| Selected extract |
In many ways, the battle for technology market share reminds me of professional wrestling, filled as it is with unexpected alliances, double crosses, good guys who turn bad and villains everyone loves to hate (until they can get something from them). Right now giants like IBM, Microsoft, Google, HP and Cisco, along with countless upstarts, are putting on their tights up and preparing to beat each other bloody in one of the biggest battle royals in years. At stake is the cloud-based collaboration business of companies that seem ready to move their e-mail and other business communications to the cloud.
A few months ago, IBM came out swinging against Big Steve Ballmer and Microsoft, convincing U.S. Bank to switch from Microsoft's SharePoint to IBM's Lotus software. IBM also took some shots at Google, undercutting it on price by selling LotusLive iNotes for less than the enterprise version of Google Apps and throwing in some trash talk by calling Google's Gmail, part of the Apps suite, a "consumer-grade service."
Now Big Blue is announcing an even bigger deal, with Japanese electronics manufacturer Panasonic, in which 150,000 Panasonic employees will use IBM's LotusLive e-mail, social-networking Web conferencing, file sharing, instant messaging and project management applications. Among the losers: Microsoft's Exchange and IBM's own on-premise Lotus Notes software. A number of reports said 100,000 employees will switch initially.
While financial terms weren't disclosed, eWEEK reports the cost likely will be between $3 and $15 per employee, though it could run as high as $50 depending on the number of solutions used. The number of users could grow to 300,000 if enough Panasonic employees decide to use LotusLive Connections software to communicate with suppliers and others outside the company.
While Google has announced some decent deals for the enterprise version of Apps, including a 30,000-seat deal with automotive supplier Valeo last spring and more recently a similar-size deal with the city of Los Angeles, those deals are dwarfed by IBM's with Panasonic.
Google's high-profile consumer services might hinder the search giant's ability to win enterprise business. While wildly popular, they undergo periodic outages that make at least some enterprise buyers nervous. Of course, folks may accept short outages as part of the cost of doing business as the cloud becomes more popular. As I once pointed out, our on-premise e-mail at the office sometimes goes down, and so does everyone else's. But eWEEK doesn't call us about it when it does.

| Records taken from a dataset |
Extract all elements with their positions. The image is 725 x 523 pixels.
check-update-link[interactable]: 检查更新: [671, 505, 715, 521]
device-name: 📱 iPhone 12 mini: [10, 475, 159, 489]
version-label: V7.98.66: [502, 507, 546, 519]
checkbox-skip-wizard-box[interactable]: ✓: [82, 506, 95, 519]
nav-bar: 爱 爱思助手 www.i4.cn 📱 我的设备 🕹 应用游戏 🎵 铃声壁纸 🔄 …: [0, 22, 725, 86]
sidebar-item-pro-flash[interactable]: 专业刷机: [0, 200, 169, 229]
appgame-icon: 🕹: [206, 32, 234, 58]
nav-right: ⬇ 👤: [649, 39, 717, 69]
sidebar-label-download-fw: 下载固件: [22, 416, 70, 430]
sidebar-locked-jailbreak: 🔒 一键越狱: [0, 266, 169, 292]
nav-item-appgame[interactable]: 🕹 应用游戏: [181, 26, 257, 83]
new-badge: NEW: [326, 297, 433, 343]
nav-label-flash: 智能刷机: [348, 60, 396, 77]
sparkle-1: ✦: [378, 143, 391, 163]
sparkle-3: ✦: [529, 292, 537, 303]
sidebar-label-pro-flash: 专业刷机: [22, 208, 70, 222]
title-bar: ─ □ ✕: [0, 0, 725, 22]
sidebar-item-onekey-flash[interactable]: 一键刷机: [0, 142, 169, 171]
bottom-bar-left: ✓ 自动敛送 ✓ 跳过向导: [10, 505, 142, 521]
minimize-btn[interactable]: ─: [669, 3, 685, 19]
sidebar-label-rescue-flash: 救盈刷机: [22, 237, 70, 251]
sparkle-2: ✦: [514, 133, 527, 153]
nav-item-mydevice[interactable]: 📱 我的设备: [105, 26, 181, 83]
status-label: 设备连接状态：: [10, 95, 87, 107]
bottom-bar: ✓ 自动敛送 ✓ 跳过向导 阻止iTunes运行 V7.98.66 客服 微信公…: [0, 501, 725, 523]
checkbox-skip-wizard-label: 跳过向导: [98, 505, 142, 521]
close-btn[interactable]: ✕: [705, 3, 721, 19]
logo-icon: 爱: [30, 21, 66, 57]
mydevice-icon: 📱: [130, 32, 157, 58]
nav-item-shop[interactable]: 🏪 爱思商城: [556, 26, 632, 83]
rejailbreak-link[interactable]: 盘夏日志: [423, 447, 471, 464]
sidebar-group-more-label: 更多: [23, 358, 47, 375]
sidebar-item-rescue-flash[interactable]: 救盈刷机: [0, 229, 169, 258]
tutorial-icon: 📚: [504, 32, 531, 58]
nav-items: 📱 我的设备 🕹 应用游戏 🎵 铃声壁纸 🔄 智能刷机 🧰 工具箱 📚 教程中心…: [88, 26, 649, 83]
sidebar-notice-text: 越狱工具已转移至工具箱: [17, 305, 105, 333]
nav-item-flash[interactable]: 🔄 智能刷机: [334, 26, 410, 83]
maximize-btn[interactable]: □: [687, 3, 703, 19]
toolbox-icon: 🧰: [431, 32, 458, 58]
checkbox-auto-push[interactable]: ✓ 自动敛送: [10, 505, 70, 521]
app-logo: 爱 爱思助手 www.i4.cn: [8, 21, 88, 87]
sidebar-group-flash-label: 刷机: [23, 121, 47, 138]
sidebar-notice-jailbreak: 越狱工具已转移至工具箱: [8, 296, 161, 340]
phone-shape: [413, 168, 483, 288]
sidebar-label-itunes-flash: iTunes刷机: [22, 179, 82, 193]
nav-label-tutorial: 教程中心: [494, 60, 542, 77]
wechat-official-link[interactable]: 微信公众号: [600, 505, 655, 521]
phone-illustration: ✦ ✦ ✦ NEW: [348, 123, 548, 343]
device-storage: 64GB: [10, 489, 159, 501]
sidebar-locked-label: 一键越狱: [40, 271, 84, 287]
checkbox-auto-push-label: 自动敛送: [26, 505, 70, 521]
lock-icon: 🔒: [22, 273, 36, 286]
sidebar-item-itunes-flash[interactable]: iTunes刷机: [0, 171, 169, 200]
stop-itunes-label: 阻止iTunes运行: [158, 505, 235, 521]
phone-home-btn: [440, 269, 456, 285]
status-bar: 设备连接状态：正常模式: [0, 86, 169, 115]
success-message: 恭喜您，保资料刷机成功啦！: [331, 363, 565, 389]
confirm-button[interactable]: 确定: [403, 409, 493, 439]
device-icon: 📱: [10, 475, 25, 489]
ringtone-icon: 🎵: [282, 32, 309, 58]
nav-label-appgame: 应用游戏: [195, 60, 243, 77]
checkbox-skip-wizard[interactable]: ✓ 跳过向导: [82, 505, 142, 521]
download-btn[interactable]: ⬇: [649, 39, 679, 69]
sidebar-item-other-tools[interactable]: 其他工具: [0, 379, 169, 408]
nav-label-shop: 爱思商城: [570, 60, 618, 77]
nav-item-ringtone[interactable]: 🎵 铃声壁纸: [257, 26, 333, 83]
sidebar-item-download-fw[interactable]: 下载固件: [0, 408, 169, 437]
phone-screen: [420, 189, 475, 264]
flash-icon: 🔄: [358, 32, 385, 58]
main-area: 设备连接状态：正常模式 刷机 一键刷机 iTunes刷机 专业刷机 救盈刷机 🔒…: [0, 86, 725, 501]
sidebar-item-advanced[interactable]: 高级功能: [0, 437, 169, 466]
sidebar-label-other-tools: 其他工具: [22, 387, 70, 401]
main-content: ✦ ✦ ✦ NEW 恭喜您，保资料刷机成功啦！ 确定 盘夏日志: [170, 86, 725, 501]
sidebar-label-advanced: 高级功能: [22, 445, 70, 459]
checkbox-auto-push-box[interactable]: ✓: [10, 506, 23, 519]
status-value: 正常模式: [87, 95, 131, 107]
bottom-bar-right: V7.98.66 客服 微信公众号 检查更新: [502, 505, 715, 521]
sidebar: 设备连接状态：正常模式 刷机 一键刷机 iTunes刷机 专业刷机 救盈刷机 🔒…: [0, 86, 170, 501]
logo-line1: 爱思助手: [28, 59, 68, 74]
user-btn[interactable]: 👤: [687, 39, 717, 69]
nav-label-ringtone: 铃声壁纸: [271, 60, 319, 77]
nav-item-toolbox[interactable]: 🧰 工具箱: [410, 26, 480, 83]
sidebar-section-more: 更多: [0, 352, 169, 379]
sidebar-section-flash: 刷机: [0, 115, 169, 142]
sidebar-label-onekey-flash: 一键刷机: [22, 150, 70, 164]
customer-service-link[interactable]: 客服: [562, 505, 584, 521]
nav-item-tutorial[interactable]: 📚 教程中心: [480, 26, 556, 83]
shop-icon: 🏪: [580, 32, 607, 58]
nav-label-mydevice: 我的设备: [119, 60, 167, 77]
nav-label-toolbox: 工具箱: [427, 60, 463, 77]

| Explore the material |
[a] In the article on cloud-based collaboration, which technology giants are named as preparing for the battle royal?
[b] Carry on the article on cloud-based collaboration from where it stops.

| Per-task answers |
[a] IBM, Microsoft, Google, HP and Cisco.

[b]
IBM further pumped up Lotus as a possible SharePoint replacement by signing a deal with open source content management provider Alfresco that allows Alfresco solutions to be integrated with Lotus. Network World quotes 451 Group analyst Kathleen Reidy, who says Alfresco might help IBM by offering potential IBM clients an easier-to-use enterprise content management option than Big Blue's own FileNet. Alfresco Content Services for Lotus also includes an implementation of the Microsoft SharePoint Protocol so companies can switch from SharePoint to IBM's Lotus Quickr without changing SharePoint clients on the front end. Take that, Microsoft!
Microsoft isn't exactly lying down and taking it. (If it seems to be, perhaps it's hoping IBM will get cocky and allow it to unveil a surprise move that will unleash some real pain.) Microsoft has been positioning its forthcoming Azure cloud platform as one that plays unexpectedly well with others. Microsoft followed up last month with a patent for a process that purportedly can help companies migrate their on-premise data to the cloud. As in wrestling, some observers wore themselves out analyzing the patent, looking for the razor blade hidden in the extended hand.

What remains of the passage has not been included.